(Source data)
(begin)

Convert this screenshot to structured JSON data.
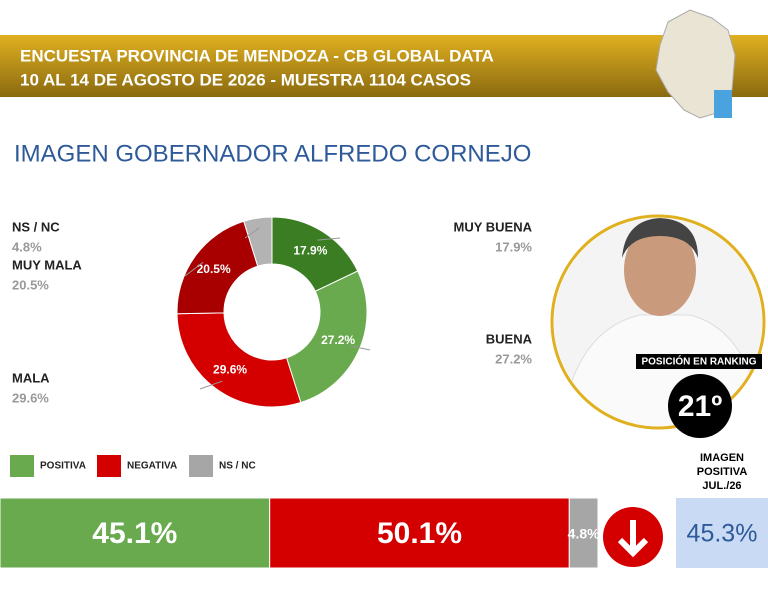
{
  "header": {
    "lines": [
      "ENCUESTA PROVINCIA DE MENDOZA - CB GLOBAL DATA",
      "10 AL 14 DE AGOSTO DE 2026 - MUESTRA 1104 CASOS"
    ]
  },
  "title": "IMAGEN GOBERNADOR  ALFREDO CORNEJO",
  "chart_data": [
    {
      "type": "donut",
      "categories": [
        "MUY BUENA",
        "BUENA",
        "MALA",
        "MUY MALA",
        "NS / NC"
      ],
      "values": [
        17.9,
        27.2,
        29.6,
        20.5,
        4.8
      ],
      "value_labels": [
        "17.9%",
        "27.2%",
        "29.6%",
        "20.5%",
        "4.8%"
      ],
      "colors": [
        "#3a7d22",
        "#6aaa4f",
        "#d40000",
        "#a80000",
        "#b3b3b3"
      ]
    },
    {
      "type": "stacked_bar",
      "xlim": [
        0,
        100
      ],
      "series": [
        {
          "name": "POSITIVA",
          "color": "#6aaa4f",
          "values": [
            45.1
          ],
          "value_labels": [
            "45.1%"
          ]
        },
        {
          "name": "NEGATIVA",
          "color": "#d40000",
          "values": [
            50.1
          ],
          "value_labels": [
            "50.1%"
          ]
        },
        {
          "name": "NS / NC",
          "color": "#a6a6a6",
          "values": [
            4.8
          ],
          "value_labels": [
            "4.8%"
          ]
        }
      ]
    }
  ],
  "ranking": {
    "label": "POSICIÓN EN RANKING",
    "position": "21º"
  },
  "comparison": {
    "title": [
      "IMAGEN",
      "POSITIVA",
      "JUL./26"
    ],
    "value": "45.3%"
  }
}
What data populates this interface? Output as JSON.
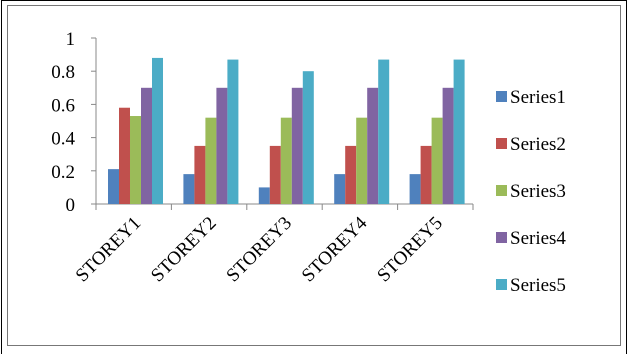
{
  "chart_data": {
    "type": "bar",
    "categories": [
      "STOREY1",
      "STOREY2",
      "STOREY3",
      "STOREY4",
      "STOREY5"
    ],
    "series": [
      {
        "name": "Series1",
        "color": "#4F81BD",
        "values": [
          0.21,
          0.18,
          0.1,
          0.18,
          0.18
        ]
      },
      {
        "name": "Series2",
        "color": "#C0504D",
        "values": [
          0.58,
          0.35,
          0.35,
          0.35,
          0.35
        ]
      },
      {
        "name": "Series3",
        "color": "#9BBB59",
        "values": [
          0.53,
          0.52,
          0.52,
          0.52,
          0.52
        ]
      },
      {
        "name": "Series4",
        "color": "#8064A2",
        "values": [
          0.7,
          0.7,
          0.7,
          0.7,
          0.7
        ]
      },
      {
        "name": "Series5",
        "color": "#4BACC6",
        "values": [
          0.88,
          0.87,
          0.8,
          0.87,
          0.87
        ]
      }
    ],
    "yticks": [
      "0",
      "0.2",
      "0.4",
      "0.6",
      "0.8",
      "1"
    ],
    "ylim": [
      0,
      1
    ],
    "grid": false,
    "legend_position": "right",
    "title": "",
    "xlabel": "",
    "ylabel": ""
  }
}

(end)

Leave images out of the retyped records; keep all else exact.

PROBLEM SOLUTION »
Convert this screenshot to structured JSON data.
{
  "header": {
    "lines": [
      "ENCUESTA PROVINCIA DE MENDOZA - CB GLOBAL DATA",
      "10 AL 14 DE AGOSTO DE 2026 - MUESTRA 1104 CASOS"
    ]
  },
  "title": "IMAGEN GOBERNADOR  ALFREDO CORNEJO",
  "chart_data": [
    {
      "type": "donut",
      "categories": [
        "MUY BUENA",
        "BUENA",
        "MALA",
        "MUY MALA",
        "NS / NC"
      ],
      "values": [
        17.9,
        27.2,
        29.6,
        20.5,
        4.8
      ],
      "value_labels": [
        "17.9%",
        "27.2%",
        "29.6%",
        "20.5%",
        "4.8%"
      ],
      "colors": [
        "#3a7d22",
        "#6aaa4f",
        "#d40000",
        "#a80000",
        "#b3b3b3"
      ]
    },
    {
      "type": "stacked_bar",
      "xlim": [
        0,
        100
      ],
      "series": [
        {
          "name": "POSITIVA",
          "color": "#6aaa4f",
          "values": [
            45.1
          ],
          "value_labels": [
            "45.1%"
          ]
        },
        {
          "name": "NEGATIVA",
          "color": "#d40000",
          "values": [
            50.1
          ],
          "value_labels": [
            "50.1%"
          ]
        },
        {
          "name": "NS / NC",
          "color": "#a6a6a6",
          "values": [
            4.8
          ],
          "value_labels": [
            "4.8%"
          ]
        }
      ]
    }
  ],
  "ranking": {
    "label": "POSICIÓN EN RANKING",
    "position": "21º"
  },
  "comparison": {
    "title": [
      "IMAGEN",
      "POSITIVA",
      "JUL./26"
    ],
    "value": "45.3%"
  }
}
What data populates this interface? Output as JSON.
{
  "chart_data": {
    "type": "bar",
    "categories": [
      "STOREY1",
      "STOREY2",
      "STOREY3",
      "STOREY4",
      "STOREY5"
    ],
    "series": [
      {
        "name": "Series1",
        "color": "#4F81BD",
        "values": [
          0.21,
          0.18,
          0.1,
          0.18,
          0.18
        ]
      },
      {
        "name": "Series2",
        "color": "#C0504D",
        "values": [
          0.58,
          0.35,
          0.35,
          0.35,
          0.35
        ]
      },
      {
        "name": "Series3",
        "color": "#9BBB59",
        "values": [
          0.53,
          0.52,
          0.52,
          0.52,
          0.52
        ]
      },
      {
        "name": "Series4",
        "color": "#8064A2",
        "values": [
          0.7,
          0.7,
          0.7,
          0.7,
          0.7
        ]
      },
      {
        "name": "Series5",
        "color": "#4BACC6",
        "values": [
          0.88,
          0.87,
          0.8,
          0.87,
          0.87
        ]
      }
    ],
    "yticks": [
      "0",
      "0.2",
      "0.4",
      "0.6",
      "0.8",
      "1"
    ],
    "ylim": [
      0,
      1
    ],
    "grid": false,
    "legend_position": "right",
    "title": "",
    "xlabel": "",
    "ylabel": ""
  }
}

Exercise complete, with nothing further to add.